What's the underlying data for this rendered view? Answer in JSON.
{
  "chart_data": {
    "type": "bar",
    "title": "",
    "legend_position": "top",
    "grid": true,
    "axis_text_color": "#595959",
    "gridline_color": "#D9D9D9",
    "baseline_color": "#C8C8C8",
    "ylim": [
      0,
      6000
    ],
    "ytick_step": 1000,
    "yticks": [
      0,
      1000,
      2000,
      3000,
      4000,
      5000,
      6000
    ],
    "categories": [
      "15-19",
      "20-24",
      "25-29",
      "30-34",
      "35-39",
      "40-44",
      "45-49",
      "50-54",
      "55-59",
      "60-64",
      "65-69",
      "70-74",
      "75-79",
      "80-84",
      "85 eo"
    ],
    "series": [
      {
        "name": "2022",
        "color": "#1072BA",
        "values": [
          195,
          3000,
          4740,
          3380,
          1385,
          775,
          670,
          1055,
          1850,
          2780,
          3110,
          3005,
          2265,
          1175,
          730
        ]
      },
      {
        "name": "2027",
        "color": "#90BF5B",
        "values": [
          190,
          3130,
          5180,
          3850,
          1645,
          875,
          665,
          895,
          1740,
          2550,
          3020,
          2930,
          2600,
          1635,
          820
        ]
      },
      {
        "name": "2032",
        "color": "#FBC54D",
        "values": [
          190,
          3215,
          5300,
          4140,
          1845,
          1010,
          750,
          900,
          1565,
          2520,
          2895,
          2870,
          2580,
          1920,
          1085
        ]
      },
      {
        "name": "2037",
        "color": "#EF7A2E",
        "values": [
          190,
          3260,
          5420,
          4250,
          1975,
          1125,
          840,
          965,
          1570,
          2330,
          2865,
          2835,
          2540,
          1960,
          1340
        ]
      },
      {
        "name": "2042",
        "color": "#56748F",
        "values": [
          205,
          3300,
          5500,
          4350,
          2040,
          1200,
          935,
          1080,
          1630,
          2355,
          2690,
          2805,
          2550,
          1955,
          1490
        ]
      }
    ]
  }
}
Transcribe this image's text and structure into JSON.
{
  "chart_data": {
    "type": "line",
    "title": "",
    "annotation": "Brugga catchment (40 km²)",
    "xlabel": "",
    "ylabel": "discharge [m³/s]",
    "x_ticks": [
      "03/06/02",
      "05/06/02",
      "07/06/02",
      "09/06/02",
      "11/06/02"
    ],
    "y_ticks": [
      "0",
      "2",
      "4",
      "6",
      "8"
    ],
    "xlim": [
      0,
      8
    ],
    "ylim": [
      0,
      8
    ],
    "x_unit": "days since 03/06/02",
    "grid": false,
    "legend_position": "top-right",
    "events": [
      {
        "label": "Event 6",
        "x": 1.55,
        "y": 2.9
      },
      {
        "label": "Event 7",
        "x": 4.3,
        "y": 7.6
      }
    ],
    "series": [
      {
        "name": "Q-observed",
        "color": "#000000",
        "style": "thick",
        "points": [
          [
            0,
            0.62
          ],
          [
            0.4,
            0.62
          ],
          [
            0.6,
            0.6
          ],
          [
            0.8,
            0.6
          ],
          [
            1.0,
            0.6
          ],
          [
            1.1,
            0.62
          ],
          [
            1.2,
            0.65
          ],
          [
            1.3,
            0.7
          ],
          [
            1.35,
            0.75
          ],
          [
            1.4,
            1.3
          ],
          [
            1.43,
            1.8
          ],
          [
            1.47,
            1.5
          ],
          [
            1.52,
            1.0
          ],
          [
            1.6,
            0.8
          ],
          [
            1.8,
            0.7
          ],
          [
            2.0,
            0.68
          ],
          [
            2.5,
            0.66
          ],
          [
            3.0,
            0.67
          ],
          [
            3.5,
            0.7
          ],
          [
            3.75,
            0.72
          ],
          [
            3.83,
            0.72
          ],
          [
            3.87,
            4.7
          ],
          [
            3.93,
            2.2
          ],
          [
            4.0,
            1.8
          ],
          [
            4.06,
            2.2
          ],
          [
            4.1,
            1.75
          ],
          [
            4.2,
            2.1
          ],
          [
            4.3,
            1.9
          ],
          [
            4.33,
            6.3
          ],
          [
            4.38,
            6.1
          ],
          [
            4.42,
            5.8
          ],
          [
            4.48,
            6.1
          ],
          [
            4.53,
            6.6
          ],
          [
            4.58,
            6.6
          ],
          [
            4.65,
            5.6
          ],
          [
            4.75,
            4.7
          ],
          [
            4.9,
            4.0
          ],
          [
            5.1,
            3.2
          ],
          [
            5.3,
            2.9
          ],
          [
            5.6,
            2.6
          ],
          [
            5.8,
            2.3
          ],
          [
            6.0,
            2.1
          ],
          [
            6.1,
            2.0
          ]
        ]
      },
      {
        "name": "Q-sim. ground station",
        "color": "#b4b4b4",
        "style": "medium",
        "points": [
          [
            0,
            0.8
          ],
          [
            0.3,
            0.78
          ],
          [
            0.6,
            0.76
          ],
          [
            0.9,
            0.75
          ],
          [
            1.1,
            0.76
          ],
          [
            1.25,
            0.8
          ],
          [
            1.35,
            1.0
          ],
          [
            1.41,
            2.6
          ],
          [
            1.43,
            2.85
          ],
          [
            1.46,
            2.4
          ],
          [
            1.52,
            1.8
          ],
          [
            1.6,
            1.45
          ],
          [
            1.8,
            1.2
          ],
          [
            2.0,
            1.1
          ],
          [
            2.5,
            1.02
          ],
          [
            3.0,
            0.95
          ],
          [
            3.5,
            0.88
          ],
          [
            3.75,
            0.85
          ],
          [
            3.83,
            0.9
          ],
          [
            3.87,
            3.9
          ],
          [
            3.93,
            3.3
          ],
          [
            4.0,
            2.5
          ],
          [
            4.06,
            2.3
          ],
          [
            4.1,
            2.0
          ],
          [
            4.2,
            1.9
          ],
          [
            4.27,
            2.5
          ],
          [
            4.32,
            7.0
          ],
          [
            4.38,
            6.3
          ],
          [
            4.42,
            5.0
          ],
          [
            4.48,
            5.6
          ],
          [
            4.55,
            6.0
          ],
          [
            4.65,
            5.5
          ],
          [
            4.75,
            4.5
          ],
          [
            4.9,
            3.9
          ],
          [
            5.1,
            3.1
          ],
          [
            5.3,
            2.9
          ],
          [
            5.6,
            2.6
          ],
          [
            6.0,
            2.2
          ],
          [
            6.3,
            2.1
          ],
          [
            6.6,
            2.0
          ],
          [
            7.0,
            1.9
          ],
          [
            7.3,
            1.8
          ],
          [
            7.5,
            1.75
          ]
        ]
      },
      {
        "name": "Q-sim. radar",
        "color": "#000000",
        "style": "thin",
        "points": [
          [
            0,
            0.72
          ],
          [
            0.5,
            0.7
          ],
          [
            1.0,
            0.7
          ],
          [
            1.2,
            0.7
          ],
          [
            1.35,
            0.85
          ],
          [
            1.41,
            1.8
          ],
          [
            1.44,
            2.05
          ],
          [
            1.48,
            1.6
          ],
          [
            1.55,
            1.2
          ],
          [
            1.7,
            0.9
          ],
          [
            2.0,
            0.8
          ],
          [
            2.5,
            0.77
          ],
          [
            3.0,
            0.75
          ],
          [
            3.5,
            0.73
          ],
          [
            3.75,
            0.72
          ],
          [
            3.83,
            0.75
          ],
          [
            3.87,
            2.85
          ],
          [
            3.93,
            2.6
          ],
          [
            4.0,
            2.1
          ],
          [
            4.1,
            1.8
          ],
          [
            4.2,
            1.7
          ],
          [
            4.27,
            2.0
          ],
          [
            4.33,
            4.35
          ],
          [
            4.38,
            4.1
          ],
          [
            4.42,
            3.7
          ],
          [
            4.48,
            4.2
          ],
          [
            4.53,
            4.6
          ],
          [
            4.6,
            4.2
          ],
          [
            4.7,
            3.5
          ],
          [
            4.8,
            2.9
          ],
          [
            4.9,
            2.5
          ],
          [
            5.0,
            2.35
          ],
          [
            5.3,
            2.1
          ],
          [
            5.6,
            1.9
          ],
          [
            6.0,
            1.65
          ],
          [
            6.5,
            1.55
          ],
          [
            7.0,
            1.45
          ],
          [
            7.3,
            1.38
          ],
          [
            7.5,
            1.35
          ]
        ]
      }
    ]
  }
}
------------------------
**EXERCISE GOAL:** Return a copy of every line that includes the word "this".

**CORRECT OUTPUT:**
What's the underlying data for this rendered view? Answer in JSON.
Transcribe this image's text and structure into JSON.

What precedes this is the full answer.